*Instruction*:
Look below and pull out each line with the word "hamulca".

*Supplied data*:
==========

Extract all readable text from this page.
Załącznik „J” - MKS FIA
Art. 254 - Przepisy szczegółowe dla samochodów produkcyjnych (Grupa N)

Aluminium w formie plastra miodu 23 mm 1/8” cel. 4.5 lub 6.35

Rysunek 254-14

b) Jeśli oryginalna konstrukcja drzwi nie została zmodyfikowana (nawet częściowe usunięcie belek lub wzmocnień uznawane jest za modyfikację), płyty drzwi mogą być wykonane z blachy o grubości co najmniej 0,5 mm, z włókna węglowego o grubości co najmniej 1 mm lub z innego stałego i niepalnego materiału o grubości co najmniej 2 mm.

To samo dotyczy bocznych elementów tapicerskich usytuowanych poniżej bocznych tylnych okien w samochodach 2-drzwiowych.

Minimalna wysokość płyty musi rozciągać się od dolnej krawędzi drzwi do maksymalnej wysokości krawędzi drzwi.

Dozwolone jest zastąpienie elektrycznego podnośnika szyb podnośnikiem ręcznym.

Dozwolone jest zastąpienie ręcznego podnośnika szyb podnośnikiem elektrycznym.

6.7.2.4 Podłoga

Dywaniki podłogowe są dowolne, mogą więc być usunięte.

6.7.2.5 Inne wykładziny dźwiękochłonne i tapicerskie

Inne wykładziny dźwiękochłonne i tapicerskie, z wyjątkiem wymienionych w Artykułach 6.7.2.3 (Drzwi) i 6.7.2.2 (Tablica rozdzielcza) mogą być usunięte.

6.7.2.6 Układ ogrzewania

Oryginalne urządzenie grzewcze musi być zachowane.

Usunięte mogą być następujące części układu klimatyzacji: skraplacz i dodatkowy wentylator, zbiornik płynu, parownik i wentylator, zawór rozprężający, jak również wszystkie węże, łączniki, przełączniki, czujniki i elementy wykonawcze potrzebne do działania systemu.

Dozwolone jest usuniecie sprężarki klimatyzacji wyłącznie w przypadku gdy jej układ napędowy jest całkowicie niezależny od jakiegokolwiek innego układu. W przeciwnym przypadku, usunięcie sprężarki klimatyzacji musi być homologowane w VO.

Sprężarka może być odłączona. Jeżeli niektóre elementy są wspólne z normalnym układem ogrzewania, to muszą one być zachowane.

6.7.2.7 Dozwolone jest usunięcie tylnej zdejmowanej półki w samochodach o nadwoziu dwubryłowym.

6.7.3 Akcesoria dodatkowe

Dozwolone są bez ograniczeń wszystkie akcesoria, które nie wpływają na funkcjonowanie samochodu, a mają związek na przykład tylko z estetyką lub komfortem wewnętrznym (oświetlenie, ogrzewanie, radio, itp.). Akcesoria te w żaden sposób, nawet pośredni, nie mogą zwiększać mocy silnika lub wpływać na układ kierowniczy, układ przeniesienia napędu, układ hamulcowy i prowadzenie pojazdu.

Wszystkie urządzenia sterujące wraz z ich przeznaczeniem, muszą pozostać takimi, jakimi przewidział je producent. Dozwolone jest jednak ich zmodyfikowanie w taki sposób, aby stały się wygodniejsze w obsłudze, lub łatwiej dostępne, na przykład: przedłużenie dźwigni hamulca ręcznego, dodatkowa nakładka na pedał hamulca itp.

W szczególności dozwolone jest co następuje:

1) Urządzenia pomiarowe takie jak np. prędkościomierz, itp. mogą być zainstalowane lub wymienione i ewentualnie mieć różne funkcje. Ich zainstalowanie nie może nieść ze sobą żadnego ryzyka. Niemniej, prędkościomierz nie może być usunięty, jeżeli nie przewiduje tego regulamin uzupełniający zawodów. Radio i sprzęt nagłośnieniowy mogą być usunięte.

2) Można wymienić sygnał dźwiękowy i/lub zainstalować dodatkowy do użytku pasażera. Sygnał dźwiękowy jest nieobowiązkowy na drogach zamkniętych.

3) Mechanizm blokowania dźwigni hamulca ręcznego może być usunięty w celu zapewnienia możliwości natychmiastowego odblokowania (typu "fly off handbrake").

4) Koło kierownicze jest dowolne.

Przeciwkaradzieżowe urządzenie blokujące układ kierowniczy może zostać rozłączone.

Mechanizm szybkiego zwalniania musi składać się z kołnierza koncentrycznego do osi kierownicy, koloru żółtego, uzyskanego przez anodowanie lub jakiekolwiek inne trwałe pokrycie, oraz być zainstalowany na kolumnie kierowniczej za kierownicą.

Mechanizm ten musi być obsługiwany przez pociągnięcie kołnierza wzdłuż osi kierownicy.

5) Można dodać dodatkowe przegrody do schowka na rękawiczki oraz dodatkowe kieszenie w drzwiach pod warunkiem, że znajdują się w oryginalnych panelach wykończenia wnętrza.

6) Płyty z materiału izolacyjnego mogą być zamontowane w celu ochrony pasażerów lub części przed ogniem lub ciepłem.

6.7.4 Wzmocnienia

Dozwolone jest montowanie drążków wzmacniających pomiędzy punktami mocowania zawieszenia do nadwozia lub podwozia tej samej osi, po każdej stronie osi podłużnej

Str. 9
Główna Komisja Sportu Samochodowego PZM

==========

*Completed exercise*:
Wszystkie urządzenia sterujące wraz z ich przeznaczeniem, muszą pozostać takimi, jakimi przewidział je producent. Dozwolone jest jednak ich zmodyfikowanie w taki sposób, aby stały się wygodniejsze w obsłudze, lub łatwiej dostępne, na przykład: przedłużenie dźwigni hamulca ręcznego, dodatkowa nakładka na pedał hamulca itp.
3) Mechanizm blokowania dźwigni hamulca ręcznego może być usunięty w celu zapewnienia możliwości natychmiastowego odblokowania (typu "fly off handbrake").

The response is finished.